▶ **What the task requires**:
Each entry should be quoted word for word, including every mark of punctuation.

▶ **Dataset extract**:

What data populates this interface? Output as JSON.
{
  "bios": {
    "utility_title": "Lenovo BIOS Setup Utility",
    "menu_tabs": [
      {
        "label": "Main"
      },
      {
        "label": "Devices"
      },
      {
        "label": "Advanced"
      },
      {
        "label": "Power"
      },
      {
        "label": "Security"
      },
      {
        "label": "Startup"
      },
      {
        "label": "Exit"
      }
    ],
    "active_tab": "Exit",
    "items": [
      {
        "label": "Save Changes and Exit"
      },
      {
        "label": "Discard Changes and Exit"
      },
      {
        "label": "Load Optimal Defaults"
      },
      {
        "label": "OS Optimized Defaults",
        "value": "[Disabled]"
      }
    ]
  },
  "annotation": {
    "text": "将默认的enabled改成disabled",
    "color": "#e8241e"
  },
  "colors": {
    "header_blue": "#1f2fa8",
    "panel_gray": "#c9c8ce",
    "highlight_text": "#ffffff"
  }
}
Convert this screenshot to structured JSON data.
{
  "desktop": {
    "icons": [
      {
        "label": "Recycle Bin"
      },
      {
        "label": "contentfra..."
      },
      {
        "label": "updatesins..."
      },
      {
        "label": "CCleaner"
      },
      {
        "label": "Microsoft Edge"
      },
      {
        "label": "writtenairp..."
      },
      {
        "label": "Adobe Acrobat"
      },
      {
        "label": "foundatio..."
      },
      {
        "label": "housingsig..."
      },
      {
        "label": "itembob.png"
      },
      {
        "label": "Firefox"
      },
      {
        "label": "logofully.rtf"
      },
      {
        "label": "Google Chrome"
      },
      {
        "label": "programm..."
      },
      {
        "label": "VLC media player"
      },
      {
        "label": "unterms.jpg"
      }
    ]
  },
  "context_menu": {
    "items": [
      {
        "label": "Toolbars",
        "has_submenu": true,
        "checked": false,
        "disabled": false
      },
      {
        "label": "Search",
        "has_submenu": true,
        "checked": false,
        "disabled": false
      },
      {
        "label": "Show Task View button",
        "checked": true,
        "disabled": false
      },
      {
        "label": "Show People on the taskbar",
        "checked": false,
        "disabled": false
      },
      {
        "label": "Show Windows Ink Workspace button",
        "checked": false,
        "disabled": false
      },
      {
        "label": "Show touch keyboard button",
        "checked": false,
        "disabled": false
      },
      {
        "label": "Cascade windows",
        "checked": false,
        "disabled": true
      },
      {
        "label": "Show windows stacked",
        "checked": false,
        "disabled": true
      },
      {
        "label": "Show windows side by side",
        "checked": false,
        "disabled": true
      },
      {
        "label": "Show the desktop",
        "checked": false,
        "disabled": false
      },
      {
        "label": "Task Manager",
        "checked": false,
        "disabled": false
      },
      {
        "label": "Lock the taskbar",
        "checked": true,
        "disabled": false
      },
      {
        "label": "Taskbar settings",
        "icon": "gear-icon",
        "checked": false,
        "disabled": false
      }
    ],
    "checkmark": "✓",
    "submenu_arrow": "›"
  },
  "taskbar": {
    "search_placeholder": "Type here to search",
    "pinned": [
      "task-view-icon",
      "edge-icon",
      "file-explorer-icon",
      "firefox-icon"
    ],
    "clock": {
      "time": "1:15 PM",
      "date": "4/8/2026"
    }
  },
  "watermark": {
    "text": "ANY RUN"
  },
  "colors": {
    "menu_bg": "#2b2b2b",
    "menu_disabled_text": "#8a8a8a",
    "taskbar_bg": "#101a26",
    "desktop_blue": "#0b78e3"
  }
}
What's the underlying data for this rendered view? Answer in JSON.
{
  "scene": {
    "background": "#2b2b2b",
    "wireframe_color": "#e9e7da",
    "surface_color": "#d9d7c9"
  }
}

▶ **Solution for this problem**:
What data populates this interface? Output as JSON.
{
  "bios": {
    "utility_title": "Lenovo BIOS Setup Utility",
    "menu_tabs": [
      {
        "label": "Main"
      },
      {
        "label": "Devices"
      },
      {
        "label": "Advanced"
      },
      {
        "label": "Power"
      },
      {
        "label": "Security"
      },
      {
        "label": "Startup"
      },
      {
        "label": "Exit"
      }
    ],
    "active_tab": "Exit",
    "items": [
      {
        "label": "Save Changes and Exit"
      },
      {
        "label": "Discard Changes and Exit"
      },
      {
        "label": "Load Optimal Defaults"
      },
      {
        "label": "OS Optimized Defaults",
        "value": "[Disabled]"
      }
    ]
  },
  "annotation": {
    "text": "将默认的enabled改成disabled",
    "color": "#e8241e"
  },
  "colors": {
    "header_blue": "#1f2fa8",
    "panel_gray": "#c9c8ce",
    "highlight_text": "#ffffff"
  }
}
Convert this screenshot to structured JSON data.
{
  "desktop": {
    "icons": [
      {
        "label": "Recycle Bin"
      },
      {
        "label": "contentfra..."
      },
      {
        "label": "updatesins..."
      },
      {
        "label": "CCleaner"
      },
      {
        "label": "Microsoft Edge"
      },
      {
        "label": "writtenairp..."
      },
      {
        "label": "Adobe Acrobat"
      },
      {
        "label": "foundatio..."
      },
      {
        "label": "housingsig..."
      },
      {
        "label": "itembob.png"
      },
      {
        "label": "Firefox"
      },
      {
        "label": "logofully.rtf"
      },
      {
        "label": "Google Chrome"
      },
      {
        "label": "programm..."
      },
      {
        "label": "VLC media player"
      },
      {
        "label": "unterms.jpg"
      }
    ]
  },
  "context_menu": {
    "items": [
      {
        "label": "Toolbars",
        "has_submenu": true,
        "checked": false,
        "disabled": false
      },
      {
        "label": "Search",
        "has_submenu": true,
        "checked": false,
        "disabled": false
      },
      {
        "label": "Show Task View button",
        "checked": true,
        "disabled": false
      },
      {
        "label": "Show People on the taskbar",
        "checked": false,
        "disabled": false
      },
      {
        "label": "Show Windows Ink Workspace button",
        "checked": false,
        "disabled": false
      },
      {
        "label": "Show touch keyboard button",
        "checked": false,
        "disabled": false
      },
      {
        "label": "Cascade windows",
        "checked": false,
        "disabled": true
      },
      {
        "label": "Show windows stacked",
        "checked": false,
        "disabled": true
      },
      {
        "label": "Show windows side by side",
        "checked": false,
        "disabled": true
      },
      {
        "label": "Show the desktop",
        "checked": false,
        "disabled": false
      },
      {
        "label": "Task Manager",
        "checked": false,
        "disabled": false
      },
      {
        "label": "Lock the taskbar",
        "checked": true,
        "disabled": false
      },
      {
        "label": "Taskbar settings",
        "icon": "gear-icon",
        "checked": false,
        "disabled": false
      }
    ],
    "checkmark": "✓",
    "submenu_arrow": "›"
  },
  "taskbar": {
    "search_placeholder": "Type here to search",
    "pinned": [
      "task-view-icon",
      "edge-icon",
      "file-explorer-icon",
      "firefox-icon"
    ],
    "clock": {
      "time": "1:15 PM",
      "date": "4/8/2026"
    }
  },
  "watermark": {
    "text": "ANY RUN"
  },
  "colors": {
    "menu_bg": "#2b2b2b",
    "menu_disabled_text": "#8a8a8a",
    "taskbar_bg": "#101a26",
    "desktop_blue": "#0b78e3"
  }
}
What's the underlying data for this rendered view? Answer in JSON.
{
  "scene": {
    "background": "#2b2b2b",
    "wireframe_color": "#e9e7da",
    "surface_color": "#d9d7c9"
  }
}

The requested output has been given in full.